# SET PROBLEM
In the DQN tutorial, reproduce the text between "next_state = torch.randn(4).numpy()" and "dones = buf.sample(32)", inclusive.

Deep Q-Network (DQN) in PyTorch from Scratch | PyTorch Mastery

DQN Architecture

DQN (Mnih et al., 2013) solved the instability of using neural networks as Q-function approximators with three innovations:

Experience Replay — store and randomly sample transitions to break temporal correlations
Target Network — a slowly-updated copy of the Q-network for stable TD targets
Neural Q-Function — approximate $Q(s, \cdot)$ with one forward pass instead of per-action lookups

Experience Replay Buffer

import torch
from collections import deque
import random


class ReplayBuffer:
    """
    Circular buffer storing (s, a, r, s', done) transitions.
    Random sampling breaks temporal correlations between updates.
    """

    def __init__(self, capacity=10_000):
        self.buffer = deque(maxlen=capacity)

    def push(self, state, action, reward, next_state, done):
        """Store transition. Oldest entries are discarded when full."""
        self.buffer.append((
            torch.as_tensor(state, dtype=torch.float32),
            int(action),
            float(reward),
            torch.as_tensor(next_state, dtype=torch.float32),
            float(done)
        ))

    def sample(self, batch_size):
        """Randomly sample a minibatch. Returns separate tensors for each field."""
        transitions = random.sample(self.buffer, batch_size)
        states, actions, rewards, next_states, dones = zip(*transitions)
        return (
            torch.stack(states),
            torch.tensor(actions, dtype=torch.long),
            torch.tensor(rewards, dtype=torch.float32),
            torch.stack(next_states),
            torch.tensor(dones, dtype=torch.float32),
        )

    def __len__(self):
        return len(self.buffer)


# Demo: fill buffer and sample
random.seed(42)
buf = ReplayBuffer(capacity=1000)

for _ in range(200):
    state = torch.randn(4).numpy()          # CartPole: 4-dim state
    action = random.randint(0, 1)            # 2 actions
    reward = random.uniform(-1, 1)
    next_state = torch.randn(4).numpy()
    done = random.random() < 0.05
    buf.push(state, action, reward, next_state, done)

print(f"Buffer size: {len(buf)}")
states, actions, rewards, next_states, dones = buf.sample(32)
print(f"Batch shapes — states: {states.shape}, actions: {actions.shape}, rewards: {rewards.shape}")
print(f"Reward range: [{rewards.min():.2f}, {rewards.max():.2f}]")

Q-Network Implementation

import torch
import torch.nn as nn


class QNetwork(nn.Module):
    """
    Neural network Q-function approximator.
    Input: state (batch, state_dim)
    Output: Q-values for ALL actions (batch, n_actions)
    Advantage: single forward pass gives Q-values for all actions simultaneously.
    """

    def __init__(self, state_dim, n_actions, hidden_dim=128):
        super().__init__()

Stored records
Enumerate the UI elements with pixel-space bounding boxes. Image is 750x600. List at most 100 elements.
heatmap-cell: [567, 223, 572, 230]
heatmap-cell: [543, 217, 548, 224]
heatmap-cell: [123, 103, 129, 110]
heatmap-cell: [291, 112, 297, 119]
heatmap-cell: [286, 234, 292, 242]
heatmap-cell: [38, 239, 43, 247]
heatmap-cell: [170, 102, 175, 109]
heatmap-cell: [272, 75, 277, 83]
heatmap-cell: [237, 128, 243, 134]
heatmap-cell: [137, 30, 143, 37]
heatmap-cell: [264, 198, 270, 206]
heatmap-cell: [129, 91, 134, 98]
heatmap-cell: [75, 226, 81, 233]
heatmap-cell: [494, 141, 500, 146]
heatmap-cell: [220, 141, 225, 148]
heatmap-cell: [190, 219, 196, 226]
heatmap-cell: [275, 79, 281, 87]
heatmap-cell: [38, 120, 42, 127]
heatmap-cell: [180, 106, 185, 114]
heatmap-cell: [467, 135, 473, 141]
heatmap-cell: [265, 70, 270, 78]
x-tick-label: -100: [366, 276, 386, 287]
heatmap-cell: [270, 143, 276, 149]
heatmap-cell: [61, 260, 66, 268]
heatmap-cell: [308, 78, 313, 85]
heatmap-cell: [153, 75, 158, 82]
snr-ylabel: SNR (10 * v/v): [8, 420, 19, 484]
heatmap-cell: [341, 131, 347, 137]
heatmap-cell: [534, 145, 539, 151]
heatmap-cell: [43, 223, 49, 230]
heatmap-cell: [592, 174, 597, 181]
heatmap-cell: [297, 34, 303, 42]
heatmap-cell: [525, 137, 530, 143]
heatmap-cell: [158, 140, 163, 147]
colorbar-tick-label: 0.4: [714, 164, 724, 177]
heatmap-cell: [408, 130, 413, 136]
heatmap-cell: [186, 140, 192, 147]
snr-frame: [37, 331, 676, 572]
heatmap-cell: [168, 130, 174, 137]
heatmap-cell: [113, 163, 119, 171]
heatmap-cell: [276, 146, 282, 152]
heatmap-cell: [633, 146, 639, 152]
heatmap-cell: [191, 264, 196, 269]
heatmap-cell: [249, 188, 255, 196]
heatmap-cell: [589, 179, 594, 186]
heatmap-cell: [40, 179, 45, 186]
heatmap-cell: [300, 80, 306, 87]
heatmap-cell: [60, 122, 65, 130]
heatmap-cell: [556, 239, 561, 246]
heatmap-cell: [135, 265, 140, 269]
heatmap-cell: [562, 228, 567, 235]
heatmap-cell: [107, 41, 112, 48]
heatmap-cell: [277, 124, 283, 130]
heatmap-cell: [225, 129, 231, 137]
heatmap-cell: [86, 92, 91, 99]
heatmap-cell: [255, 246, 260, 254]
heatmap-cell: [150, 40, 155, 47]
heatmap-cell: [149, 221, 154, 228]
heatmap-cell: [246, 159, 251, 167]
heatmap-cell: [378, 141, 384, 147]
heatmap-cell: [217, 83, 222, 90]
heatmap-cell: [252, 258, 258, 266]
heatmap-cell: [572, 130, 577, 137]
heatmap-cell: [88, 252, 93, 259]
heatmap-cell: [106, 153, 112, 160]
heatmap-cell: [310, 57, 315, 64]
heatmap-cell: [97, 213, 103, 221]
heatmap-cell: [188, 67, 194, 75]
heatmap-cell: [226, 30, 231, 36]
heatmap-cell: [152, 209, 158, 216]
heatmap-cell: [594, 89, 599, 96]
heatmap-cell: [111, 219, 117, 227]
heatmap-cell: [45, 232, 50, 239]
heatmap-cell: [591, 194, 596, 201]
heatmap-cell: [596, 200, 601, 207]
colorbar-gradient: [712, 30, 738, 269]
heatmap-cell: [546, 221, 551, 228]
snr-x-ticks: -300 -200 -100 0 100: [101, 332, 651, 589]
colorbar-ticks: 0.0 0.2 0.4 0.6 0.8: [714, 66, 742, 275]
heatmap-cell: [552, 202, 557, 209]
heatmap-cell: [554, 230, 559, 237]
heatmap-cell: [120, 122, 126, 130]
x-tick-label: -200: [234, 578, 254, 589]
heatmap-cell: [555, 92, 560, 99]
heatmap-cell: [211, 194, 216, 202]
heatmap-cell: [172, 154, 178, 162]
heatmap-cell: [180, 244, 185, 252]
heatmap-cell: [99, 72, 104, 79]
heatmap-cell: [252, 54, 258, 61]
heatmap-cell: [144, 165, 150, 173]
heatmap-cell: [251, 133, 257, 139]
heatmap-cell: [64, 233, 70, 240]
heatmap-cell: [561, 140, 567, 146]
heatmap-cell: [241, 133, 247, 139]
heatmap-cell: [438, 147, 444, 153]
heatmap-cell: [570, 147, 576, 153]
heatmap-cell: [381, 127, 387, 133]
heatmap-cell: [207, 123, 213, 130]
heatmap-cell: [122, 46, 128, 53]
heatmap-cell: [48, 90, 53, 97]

# OUTPUT BELOW
next_state = torch.randn(4).numpy()
    done = random.random() < 0.05
    buf.push(state, action, reward, next_state, done)

print(f"Buffer size: {len(buf)}")
states, actions, rewards, next_states, dones = buf.sample(32)